What you should do
Reproduce the stretch of the insurance passage from "Insurance is neither" through "a real solution.", substituting "households" for every "families".

Selected extract
A problem with insurance is that it’s a passive post-loss device that is often confused as “risk management”, which it is not. Insurance just sits and waits to see if what just happened to you qualifies as eligible for financial assistance, but it does nothing to help you seek-out the risks in your life and defend your financial position with a plan of action. And that passivity and insurance-company-centric focus has lead to a widening gap between what insurance can do and what you may actually need.
Insurance is neither revolutionary, nor evolutionary, and it’s easy to see its deficiency when you consider the risks of tomorrow that don’t relate well to the way in which insurance products are manufactured, priced, and serviced. There are worries among families that don’t get addressed because insurance doesn’t have an answer for them other than, “if that happens, there may be coverage if…”, and many families and advisors then just stop and miss out on what might be a real solution.
We conducted a survey of families and their advisors and asked them to describe what they most worry about, or what they think will affect them most in the years to come. A list of some of the most common responses are below, but note that very few are “insurancey”, like kitchen fires, toilet overflows, dog bites, or windstorms. If your risk management process is simply to shop insurance and decide which deductibles are best, you’re not likely to be addressing some of these other concerns. We believe a better way is to incorporate a truly holistic risk-management approach as your process, with insurance being just one small piece of it. And it’s in the development of that process that we can help.
Photo: Rachael McGraw in Florence, Italy
During a breakfast conversation today with a friend (thank you Peter Beeson from Fit Insurance), I was reminded of the importance in committing yourself to whom you are called to be, and then leaving the rest behind if you request the assistance of someone else’s calling. It is tempting and habitual to try and possess responsibility for all decisions and actions, perhaps due to ego, arrogance, or mistrust, but real power comes from recognizing gaps in expertise and leveraging someone else’s ability to take over and help.
I’ve said many times that the clients with whom I work best are those interested in outsourcing intelligence to experts in various fields. This willingness to draw a line on a subject across which they recognize the need to seek help is, in my opinion, evidence of one’s success and happiness. The weight and burden of navigating the ingredients of a good risk-management experience, for example, need not be borne by a busy and successful family, but instead can be offloaded with high expectations to someone who stands ready and willing to take up the charge to deliver the right answers and the right results.

Entries supplied
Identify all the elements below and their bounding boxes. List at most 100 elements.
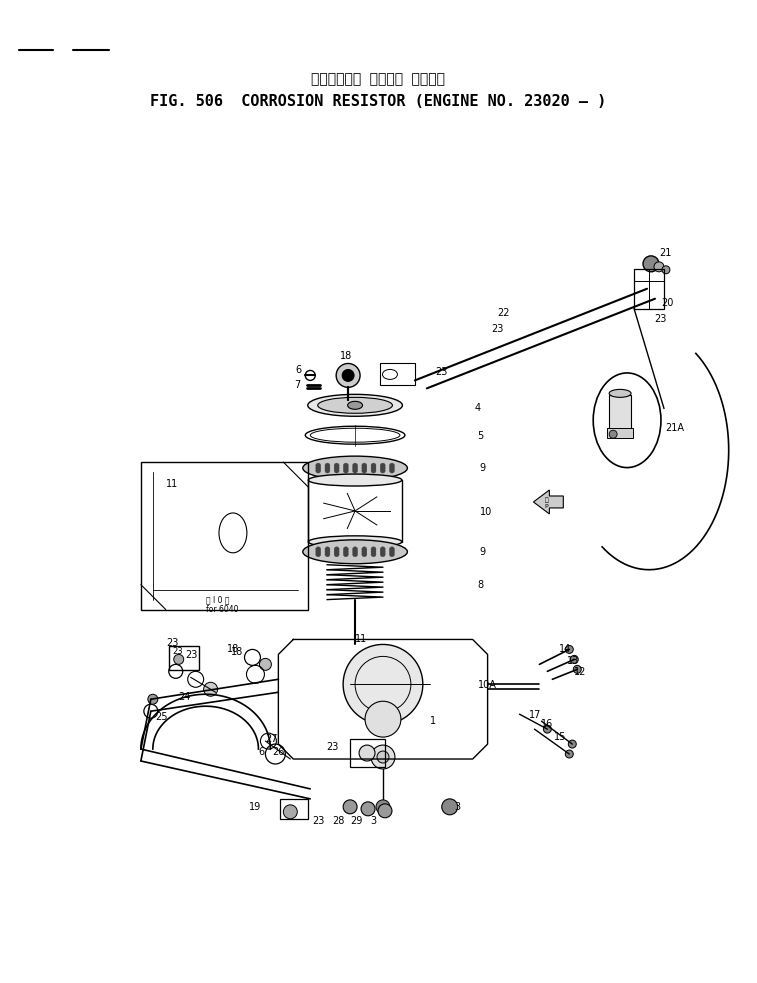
Circle shape [565, 646, 573, 654]
Circle shape [353, 468, 357, 473]
Bar [141, 462, 308, 609]
Circle shape [389, 551, 394, 556]
Circle shape [353, 463, 357, 468]
Text: 8: 8 [478, 580, 484, 590]
Ellipse shape [303, 456, 407, 480]
Circle shape [343, 645, 423, 724]
Circle shape [380, 466, 385, 471]
Circle shape [371, 468, 376, 473]
Text: 18: 18 [231, 648, 243, 658]
Text: FIG. 506  CORROSION RESISTOR (ENGINE NO. 23020 – ): FIG. 506 CORROSION RESISTOR (ENGINE NO. … [150, 94, 606, 109]
Circle shape [654, 261, 664, 272]
Circle shape [353, 551, 357, 556]
Circle shape [325, 547, 330, 551]
Text: 1: 1 [430, 717, 436, 726]
Text: 次: 次 [544, 497, 548, 502]
Ellipse shape [308, 474, 402, 486]
Bar [380, 364, 415, 385]
Circle shape [316, 463, 321, 468]
Text: 18: 18 [340, 351, 353, 361]
Text: 9: 9 [480, 463, 486, 473]
Text: 6: 6 [295, 366, 301, 376]
Ellipse shape [347, 401, 363, 409]
Text: 5: 5 [478, 432, 484, 441]
Text: 23: 23 [326, 742, 338, 752]
Text: 18: 18 [226, 645, 238, 655]
Text: for 6040: for 6040 [206, 606, 238, 614]
Text: 22: 22 [497, 308, 510, 318]
Circle shape [344, 549, 348, 554]
Circle shape [334, 468, 339, 473]
Text: 13: 13 [567, 657, 580, 666]
Circle shape [609, 431, 617, 438]
Circle shape [325, 463, 330, 468]
Text: 23: 23 [173, 647, 183, 656]
Circle shape [353, 549, 357, 554]
Circle shape [325, 549, 330, 554]
Text: 27: 27 [266, 734, 278, 744]
Circle shape [380, 547, 385, 551]
Text: 20: 20 [661, 298, 673, 308]
Ellipse shape [318, 397, 392, 413]
Circle shape [325, 468, 330, 473]
Text: コロージョン レジスタ 適用号機: コロージョン レジスタ 適用号機 [311, 73, 445, 87]
Circle shape [260, 659, 272, 670]
Circle shape [361, 802, 375, 816]
Circle shape [362, 547, 367, 551]
Ellipse shape [609, 389, 631, 397]
Text: 21A: 21A [665, 424, 684, 434]
Circle shape [662, 265, 670, 274]
Text: 26: 26 [273, 747, 285, 757]
Circle shape [389, 547, 394, 551]
Text: 23: 23 [654, 314, 666, 323]
Text: 15: 15 [554, 732, 567, 742]
Circle shape [371, 549, 376, 554]
Circle shape [389, 466, 394, 471]
Circle shape [570, 656, 578, 664]
Circle shape [380, 549, 385, 554]
Circle shape [573, 665, 581, 673]
Text: 3: 3 [455, 802, 461, 812]
Circle shape [353, 547, 357, 551]
Circle shape [316, 551, 321, 556]
Circle shape [344, 463, 348, 468]
Circle shape [344, 547, 348, 551]
Bar [280, 799, 308, 819]
Text: 16: 16 [541, 720, 553, 729]
Bar [169, 647, 198, 670]
Circle shape [334, 463, 339, 468]
Text: 23: 23 [491, 323, 504, 333]
Circle shape [380, 463, 385, 468]
Text: P: P [544, 504, 548, 509]
Text: 14: 14 [559, 645, 572, 655]
Circle shape [371, 551, 376, 556]
Circle shape [362, 549, 367, 554]
Text: 12: 12 [575, 667, 587, 677]
Circle shape [336, 364, 360, 387]
Circle shape [344, 551, 348, 556]
Text: 9: 9 [480, 547, 486, 556]
Text: 4: 4 [475, 403, 481, 413]
Circle shape [362, 463, 367, 468]
Text: 11: 11 [355, 634, 367, 645]
Circle shape [389, 468, 394, 473]
Bar [607, 429, 633, 438]
Text: 25: 25 [155, 712, 167, 723]
Circle shape [378, 804, 392, 818]
Bar [350, 739, 385, 767]
Circle shape [362, 466, 367, 471]
Circle shape [389, 549, 394, 554]
Bar [634, 268, 664, 309]
Circle shape [389, 463, 394, 468]
Text: 23: 23 [435, 368, 447, 377]
Circle shape [643, 256, 659, 272]
Text: 23: 23 [312, 816, 325, 826]
Circle shape [334, 466, 339, 471]
Circle shape [362, 468, 367, 473]
Circle shape [316, 466, 321, 471]
Circle shape [380, 551, 385, 556]
Ellipse shape [308, 394, 403, 416]
Circle shape [380, 468, 385, 473]
Text: 23: 23 [166, 638, 178, 649]
Circle shape [359, 745, 375, 761]
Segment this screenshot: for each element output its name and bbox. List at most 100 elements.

Reply to the task
Insurance is neither revolutionary, nor evolutionary, and it’s easy to see its deficiency when you consider the risks of tomorrow that don’t relate well to the way in which insurance products are manufactured, priced, and serviced. There are worries among households that don’t get addressed because insurance doesn’t have an answer for them other than, “if that happens, there may be coverage if…”, and many households and advisors then just stop and miss out on what might be a real solution.